■ The problem ■
Write out all of the entries that follow, word for word, but skip the pictures.

■ Material for this task ■
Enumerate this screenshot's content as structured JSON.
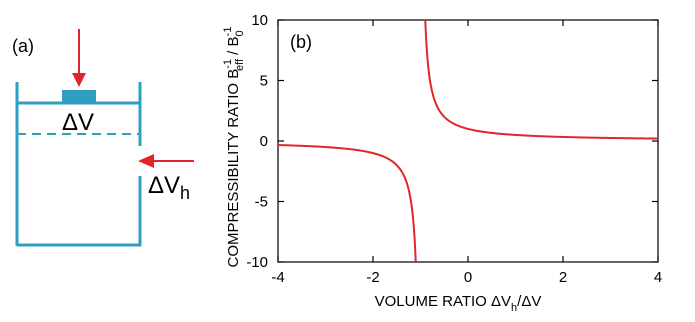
{
  "panel_a": {
    "label": "(a)",
    "delta_v": "ΔV",
    "delta_vh_main": "ΔV",
    "delta_vh_sub": "h",
    "container_color": "#2e9fc0",
    "arrow_color": "#e0262b"
  },
  "chart_data": {
    "type": "line",
    "panel_label": "(b)",
    "xlabel": "VOLUME RATIO   ΔV",
    "xlabel_sub": "h",
    "xlabel_tail": "/ΔV",
    "ylabel": "COMPRESSIBILITY RATIO  B",
    "ylabel_sup1": "-1",
    "ylabel_sub": "eff",
    "ylabel_mid": " / B",
    "ylabel_sub2": "0",
    "ylabel_sup2": "-1",
    "xlim": [
      -4,
      4
    ],
    "ylim": [
      -10,
      10
    ],
    "x_ticks": [
      -4,
      -2,
      0,
      2,
      4
    ],
    "x_tick_labels": [
      "-4",
      "-2",
      "0",
      "2",
      "4"
    ],
    "y_ticks": [
      -10,
      -5,
      0,
      5,
      10
    ],
    "y_tick_labels": [
      "-10",
      "-5",
      "0",
      "5",
      "10"
    ],
    "grid": false,
    "line_color": "#e0262b",
    "series": [
      {
        "x": [
          -4.0,
          -3.5,
          -3.0,
          -2.5,
          -2.0,
          -1.8,
          -1.6,
          -1.4,
          -1.3,
          -1.2,
          -1.15,
          -1.1
        ],
        "y": [
          -0.333,
          -0.4,
          -0.5,
          -0.667,
          -1.0,
          -1.25,
          -1.667,
          -2.5,
          -3.333,
          -5.0,
          -6.667,
          -10.0
        ]
      },
      {
        "x": [
          -0.9,
          -0.85,
          -0.8,
          -0.7,
          -0.6,
          -0.5,
          -0.4,
          -0.2,
          0.0,
          0.5,
          1.0,
          1.5,
          2.0,
          2.5,
          3.0,
          3.5,
          4.0
        ],
        "y": [
          10.0,
          6.667,
          5.0,
          3.333,
          2.5,
          2.0,
          1.667,
          1.25,
          1.0,
          0.667,
          0.5,
          0.4,
          0.333,
          0.286,
          0.25,
          0.222,
          0.2
        ]
      }
    ]
  }
}
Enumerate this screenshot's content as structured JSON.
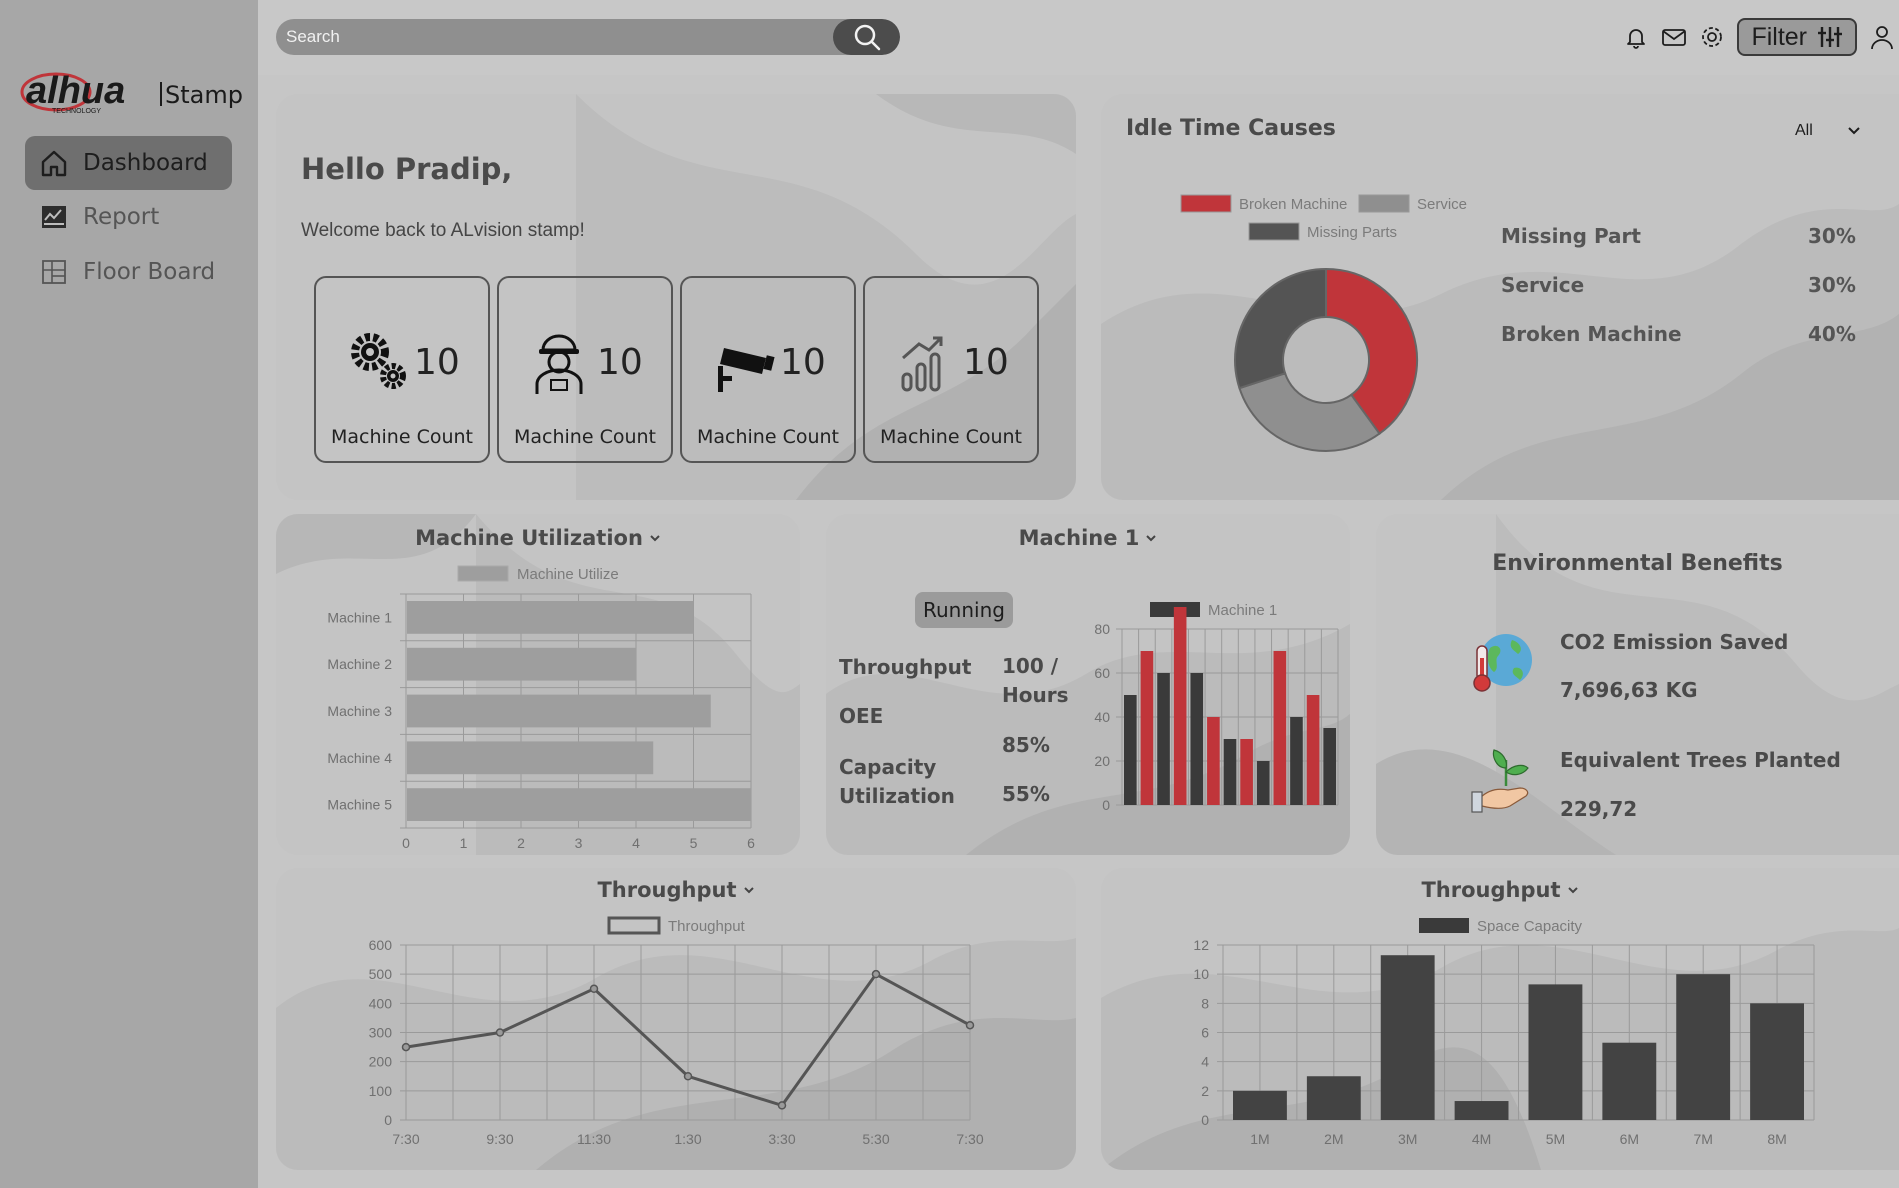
{
  "brand": {
    "logo_text": "alhua",
    "logo_sub": "TECHNOLOGY",
    "product": "Stamp"
  },
  "sidebar": {
    "items": [
      {
        "label": "Dashboard",
        "icon": "home-icon",
        "active": true
      },
      {
        "label": "Report",
        "icon": "report-icon",
        "active": false
      },
      {
        "label": "Floor Board",
        "icon": "floor-board-icon",
        "active": false
      }
    ]
  },
  "topbar": {
    "search_placeholder": "Search",
    "filter_label": "Filter"
  },
  "welcome": {
    "greeting": "Hello Pradip,",
    "message": "Welcome back to ALvision stamp!",
    "counts": [
      {
        "icon": "gears-icon",
        "value": "10",
        "label": "Machine Count"
      },
      {
        "icon": "worker-icon",
        "value": "10",
        "label": "Machine Count"
      },
      {
        "icon": "camera-icon",
        "value": "10",
        "label": "Machine Count"
      },
      {
        "icon": "signal-icon",
        "value": "10",
        "label": "Machine Count"
      }
    ]
  },
  "idle": {
    "title": "Idle Time Causes",
    "filter_value": "All",
    "legend": [
      "Broken Machine",
      "Service",
      "Missing Parts"
    ],
    "stats": [
      {
        "label": "Missing Part",
        "value": "30%"
      },
      {
        "label": "Service",
        "value": "30%"
      },
      {
        "label": "Broken Machine",
        "value": "40%"
      }
    ]
  },
  "utilization": {
    "title": "Machine Utilization"
  },
  "machine1": {
    "title": "Machine 1",
    "status": "Running",
    "throughput_label": "Throughput",
    "throughput_value": "100 / Hours",
    "oee_label": "OEE",
    "oee_value": "85%",
    "capacity_label": "Capacity Utilization",
    "capacity_value": "55%"
  },
  "environment": {
    "title": "Environmental Benefits",
    "co2_label": "CO2 Emission Saved",
    "co2_value": "7,696,63 KG",
    "trees_label": "Equivalent Trees Planted",
    "trees_value": "229,72"
  },
  "throughput_line": {
    "title": "Throughput"
  },
  "throughput_bar": {
    "title": "Throughput"
  },
  "colors": {
    "red": "#c0353a",
    "dark": "#474747",
    "mid": "#8a8a8a",
    "bar_grey": "#9e9e9e"
  },
  "chart_data": [
    {
      "id": "idle",
      "type": "pie",
      "title": "Idle Time Causes",
      "labels": [
        "Broken Machine",
        "Service",
        "Missing Parts"
      ],
      "values": [
        40,
        30,
        30
      ],
      "colors": [
        "#c0353a",
        "#8f8f8f",
        "#545454"
      ]
    },
    {
      "id": "util",
      "type": "bar",
      "orientation": "horizontal",
      "title": "Machine Utilization",
      "series": [
        {
          "name": "Machine Utilize",
          "values": [
            5,
            4,
            5.3,
            4.3,
            6
          ]
        }
      ],
      "categories": [
        "Machine 1",
        "Machine 2",
        "Machine 3",
        "Machine 4",
        "Machine 5"
      ],
      "xlim": [
        0,
        6
      ],
      "xticks": [
        0,
        1,
        2,
        3,
        4,
        5,
        6
      ]
    },
    {
      "id": "m1",
      "type": "bar",
      "title": "Machine 1",
      "series": [
        {
          "name": "Machine 1",
          "values": [
            50,
            70,
            60,
            90,
            60,
            40,
            30,
            30,
            20,
            70,
            40,
            50,
            35
          ]
        }
      ],
      "bar_colors": [
        "#3a3a3a",
        "#c0353a",
        "#3a3a3a",
        "#c0353a",
        "#3a3a3a",
        "#c0353a",
        "#3a3a3a",
        "#c0353a",
        "#3a3a3a",
        "#c0353a",
        "#3a3a3a",
        "#c0353a",
        "#3a3a3a"
      ],
      "ylim": [
        0,
        80
      ],
      "yticks": [
        0,
        20,
        40,
        60,
        80
      ]
    },
    {
      "id": "tline",
      "type": "line",
      "title": "Throughput",
      "categories": [
        "7:30",
        "9:30",
        "11:30",
        "1:30",
        "3:30",
        "5:30",
        "7:30"
      ],
      "series": [
        {
          "name": "Throughput",
          "x": [
            0,
            1,
            2,
            3,
            4,
            5,
            6
          ],
          "values": [
            250,
            300,
            450,
            150,
            50,
            500,
            325
          ]
        }
      ],
      "ylim": [
        0,
        600
      ],
      "yticks": [
        0,
        100,
        200,
        300,
        400,
        500,
        600
      ]
    },
    {
      "id": "tbar",
      "type": "bar",
      "title": "Throughput",
      "categories": [
        "1M",
        "2M",
        "3M",
        "4M",
        "5M",
        "6M",
        "7M",
        "8M"
      ],
      "series": [
        {
          "name": "Space Capacity",
          "values": [
            2,
            3,
            11.3,
            1.3,
            9.3,
            5.3,
            10,
            8
          ]
        }
      ],
      "ylim": [
        0,
        12
      ],
      "yticks": [
        0,
        2,
        4,
        6,
        8,
        10,
        12
      ]
    }
  ]
}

■ Final result ■
Enumerate this screenshot's content as structured JSON.
{
  "panel_a": {
    "label": "(a)",
    "delta_v": "ΔV",
    "delta_vh_main": "ΔV",
    "delta_vh_sub": "h",
    "container_color": "#2e9fc0",
    "arrow_color": "#e0262b"
  },
  "chart_data": {
    "type": "line",
    "panel_label": "(b)",
    "xlabel": "VOLUME RATIO   ΔV",
    "xlabel_sub": "h",
    "xlabel_tail": "/ΔV",
    "ylabel": "COMPRESSIBILITY RATIO  B",
    "ylabel_sup1": "-1",
    "ylabel_sub": "eff",
    "ylabel_mid": " / B",
    "ylabel_sub2": "0",
    "ylabel_sup2": "-1",
    "xlim": [
      -4,
      4
    ],
    "ylim": [
      -10,
      10
    ],
    "x_ticks": [
      -4,
      -2,
      0,
      2,
      4
    ],
    "x_tick_labels": [
      "-4",
      "-2",
      "0",
      "2",
      "4"
    ],
    "y_ticks": [
      -10,
      -5,
      0,
      5,
      10
    ],
    "y_tick_labels": [
      "-10",
      "-5",
      "0",
      "5",
      "10"
    ],
    "grid": false,
    "line_color": "#e0262b",
    "series": [
      {
        "x": [
          -4.0,
          -3.5,
          -3.0,
          -2.5,
          -2.0,
          -1.8,
          -1.6,
          -1.4,
          -1.3,
          -1.2,
          -1.15,
          -1.1
        ],
        "y": [
          -0.333,
          -0.4,
          -0.5,
          -0.667,
          -1.0,
          -1.25,
          -1.667,
          -2.5,
          -3.333,
          -5.0,
          -6.667,
          -10.0
        ]
      },
      {
        "x": [
          -0.9,
          -0.85,
          -0.8,
          -0.7,
          -0.6,
          -0.5,
          -0.4,
          -0.2,
          0.0,
          0.5,
          1.0,
          1.5,
          2.0,
          2.5,
          3.0,
          3.5,
          4.0
        ],
        "y": [
          10.0,
          6.667,
          5.0,
          3.333,
          2.5,
          2.0,
          1.667,
          1.25,
          1.0,
          0.667,
          0.5,
          0.4,
          0.333,
          0.286,
          0.25,
          0.222,
          0.2
        ]
      }
    ]
  }
}
Enumerate this screenshot's content as structured JSON.
{
  "brand": {
    "logo_text": "alhua",
    "logo_sub": "TECHNOLOGY",
    "product": "Stamp"
  },
  "sidebar": {
    "items": [
      {
        "label": "Dashboard",
        "icon": "home-icon",
        "active": true
      },
      {
        "label": "Report",
        "icon": "report-icon",
        "active": false
      },
      {
        "label": "Floor Board",
        "icon": "floor-board-icon",
        "active": false
      }
    ]
  },
  "topbar": {
    "search_placeholder": "Search",
    "filter_label": "Filter"
  },
  "welcome": {
    "greeting": "Hello Pradip,",
    "message": "Welcome back to ALvision stamp!",
    "counts": [
      {
        "icon": "gears-icon",
        "value": "10",
        "label": "Machine Count"
      },
      {
        "icon": "worker-icon",
        "value": "10",
        "label": "Machine Count"
      },
      {
        "icon": "camera-icon",
        "value": "10",
        "label": "Machine Count"
      },
      {
        "icon": "signal-icon",
        "value": "10",
        "label": "Machine Count"
      }
    ]
  },
  "idle": {
    "title": "Idle Time Causes",
    "filter_value": "All",
    "legend": [
      "Broken Machine",
      "Service",
      "Missing Parts"
    ],
    "stats": [
      {
        "label": "Missing Part",
        "value": "30%"
      },
      {
        "label": "Service",
        "value": "30%"
      },
      {
        "label": "Broken Machine",
        "value": "40%"
      }
    ]
  },
  "utilization": {
    "title": "Machine Utilization"
  },
  "machine1": {
    "title": "Machine 1",
    "status": "Running",
    "throughput_label": "Throughput",
    "throughput_value": "100 / Hours",
    "oee_label": "OEE",
    "oee_value": "85%",
    "capacity_label": "Capacity Utilization",
    "capacity_value": "55%"
  },
  "environment": {
    "title": "Environmental Benefits",
    "co2_label": "CO2 Emission Saved",
    "co2_value": "7,696,63 KG",
    "trees_label": "Equivalent Trees Planted",
    "trees_value": "229,72"
  },
  "throughput_line": {
    "title": "Throughput"
  },
  "throughput_bar": {
    "title": "Throughput"
  },
  "colors": {
    "red": "#c0353a",
    "dark": "#474747",
    "mid": "#8a8a8a",
    "bar_grey": "#9e9e9e"
  },
  "chart_data": [
    {
      "id": "idle",
      "type": "pie",
      "title": "Idle Time Causes",
      "labels": [
        "Broken Machine",
        "Service",
        "Missing Parts"
      ],
      "values": [
        40,
        30,
        30
      ],
      "colors": [
        "#c0353a",
        "#8f8f8f",
        "#545454"
      ]
    },
    {
      "id": "util",
      "type": "bar",
      "orientation": "horizontal",
      "title": "Machine Utilization",
      "series": [
        {
          "name": "Machine Utilize",
          "values": [
            5,
            4,
            5.3,
            4.3,
            6
          ]
        }
      ],
      "categories": [
        "Machine 1",
        "Machine 2",
        "Machine 3",
        "Machine 4",
        "Machine 5"
      ],
      "xlim": [
        0,
        6
      ],
      "xticks": [
        0,
        1,
        2,
        3,
        4,
        5,
        6
      ]
    },
    {
      "id": "m1",
      "type": "bar",
      "title": "Machine 1",
      "series": [
        {
          "name": "Machine 1",
          "values": [
            50,
            70,
            60,
            90,
            60,
            40,
            30,
            30,
            20,
            70,
            40,
            50,
            35
          ]
        }
      ],
      "bar_colors": [
        "#3a3a3a",
        "#c0353a",
        "#3a3a3a",
        "#c0353a",
        "#3a3a3a",
        "#c0353a",
        "#3a3a3a",
        "#c0353a",
        "#3a3a3a",
        "#c0353a",
        "#3a3a3a",
        "#c0353a",
        "#3a3a3a"
      ],
      "ylim": [
        0,
        80
      ],
      "yticks": [
        0,
        20,
        40,
        60,
        80
      ]
    },
    {
      "id": "tline",
      "type": "line",
      "title": "Throughput",
      "categories": [
        "7:30",
        "9:30",
        "11:30",
        "1:30",
        "3:30",
        "5:30",
        "7:30"
      ],
      "series": [
        {
          "name": "Throughput",
          "x": [
            0,
            1,
            2,
            3,
            4,
            5,
            6
          ],
          "values": [
            250,
            300,
            450,
            150,
            50,
            500,
            325
          ]
        }
      ],
      "ylim": [
        0,
        600
      ],
      "yticks": [
        0,
        100,
        200,
        300,
        400,
        500,
        600
      ]
    },
    {
      "id": "tbar",
      "type": "bar",
      "title": "Throughput",
      "categories": [
        "1M",
        "2M",
        "3M",
        "4M",
        "5M",
        "6M",
        "7M",
        "8M"
      ],
      "series": [
        {
          "name": "Space Capacity",
          "values": [
            2,
            3,
            11.3,
            1.3,
            9.3,
            5.3,
            10,
            8
          ]
        }
      ],
      "ylim": [
        0,
        12
      ],
      "yticks": [
        0,
        2,
        4,
        6,
        8,
        10,
        12
      ]
    }
  ]
}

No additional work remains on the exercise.